▸ **Complete the following**
1. According to the Junko Mizuno article, where did Mizuno hold her 2014 exhibition titled Belle: the Art of Junko Mizuno?
2. Extract the stretch of the Junko Mizuno article from "Mizuno has participated" through "of her work.".

▸ **Provided text**
________

Japanese manga artist

Junko Mizuno (水野純子, Mizuno Junko) is a Japanese manga artist. Her drawing style is often termed as Gothic kawaii or kawaii noir style.

==Art style==
Mizuno's drawing style, which mixes childish sweetness and cuteness with terror and erotica, has often been termed a Gothic kawaii or kawaii noir style. However, Mizuno has stated that she does not feel comfortable about those terms, as she doesn't want to label her work with words because it keeps changing and is influenced by many different genres.

Mizuno has stated that her work is influenced by shōjo manga works; this influence is exhibited through her use of bright colorization and the large eyes she provides for her characters. Her art has a decidedly pop-art and psychedelic flair, and a sizable proportion of her published work is colored, rather than the black and white format typical of most Japanese comics.

A part of Mizuno's oeuvre revolves around fairy tales, showing titles such as Cinderalla, Princess Mermaid and Hansel&Gretel. The story behind this is that after the release of Pure Trance, Mizuno was approached by a Kinokuniya publisher who was interested in working with her because of her unique style. However, this publisher did not like the story of Pure Trance as it differed a lot from mainstream comics at the time. Because of this, he ask that she revise the original Cinderella tale in order to prove her story-telling skill and receive approval to write her own stories. Mizuno has stated that as she was just starting out her career as a professional artist, she decided to take the opportunity, and that while in hindsight she was not very comfortable with the situation, it was a good experience for her.

Mizuno has participated in the Angoulême International Comics Festival and The Lakes International Comic Art Festival.
In 2007 Mizuno's work was on display at the Merry Karnowsky Gallery in Los Angeles, in an exhibit titled Heart Throb and at Gallery Nucleus in Alhambra, California in an exhibit titled Tender Succubus.
In 2014, Mizuno held an exhibition of her work titled Belle: the Art of Junko Mizuno at the Atomica Gallery in London.

==Merchandise==
In addition to her comics, Mizuno designs T-shirts, calendars, postcards, and other collectibles. Some of her designs were used in the documentary series Japanorama, which aired on BBC. Mizuno also provides the art that accompanies the horoscopes in Shojo Beat magazine. Last Gasp and Viz Comics are the English-language publishers of her work.

________

[Dataset items]
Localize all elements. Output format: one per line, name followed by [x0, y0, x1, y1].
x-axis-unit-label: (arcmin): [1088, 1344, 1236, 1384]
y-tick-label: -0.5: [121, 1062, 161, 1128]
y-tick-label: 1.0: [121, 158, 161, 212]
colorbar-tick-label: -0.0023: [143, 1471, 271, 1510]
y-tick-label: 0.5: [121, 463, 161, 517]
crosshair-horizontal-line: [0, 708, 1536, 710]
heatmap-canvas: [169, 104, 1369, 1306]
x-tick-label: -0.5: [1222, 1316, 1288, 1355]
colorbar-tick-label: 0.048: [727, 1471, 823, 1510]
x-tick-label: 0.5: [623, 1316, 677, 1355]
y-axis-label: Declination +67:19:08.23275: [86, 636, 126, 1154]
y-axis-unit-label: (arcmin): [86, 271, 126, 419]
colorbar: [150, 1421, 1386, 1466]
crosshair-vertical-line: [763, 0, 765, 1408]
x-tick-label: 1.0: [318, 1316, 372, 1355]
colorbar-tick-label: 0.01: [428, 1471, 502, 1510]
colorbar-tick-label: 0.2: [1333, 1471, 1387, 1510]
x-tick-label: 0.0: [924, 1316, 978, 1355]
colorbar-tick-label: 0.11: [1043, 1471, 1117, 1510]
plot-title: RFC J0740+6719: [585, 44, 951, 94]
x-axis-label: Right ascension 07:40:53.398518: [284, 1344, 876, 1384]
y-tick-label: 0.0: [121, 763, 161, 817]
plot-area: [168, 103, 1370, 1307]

________

▸ **Responses**
1. At the Atomica Gallery in London.

2.
Mizuno has participated in the Angoulême International Comics Festival and The Lakes International Comic Art Festival.
In 2007 Mizuno's work was on display at the Merry Karnowsky Gallery in Los Angeles, in an exhibit titled Heart Throb and at Gallery Nucleus in Alhambra, California in an exhibit titled Tender Succubus.
In 2014, Mizuno held an exhibition of her work titled Belle: the Art of Junko Mizuno at the Atomica Gallery in London.

==Merchandise==
In addition to her comics, Mizuno designs T-shirts, calendars, postcards, and other collectibles. Some of her designs were used in the documentary series Japanorama, which aired on BBC. Mizuno also provides the art that accompanies the horoscopes in Shojo Beat magazine. Last Gasp and Viz Comics are the English-language publishers of her work.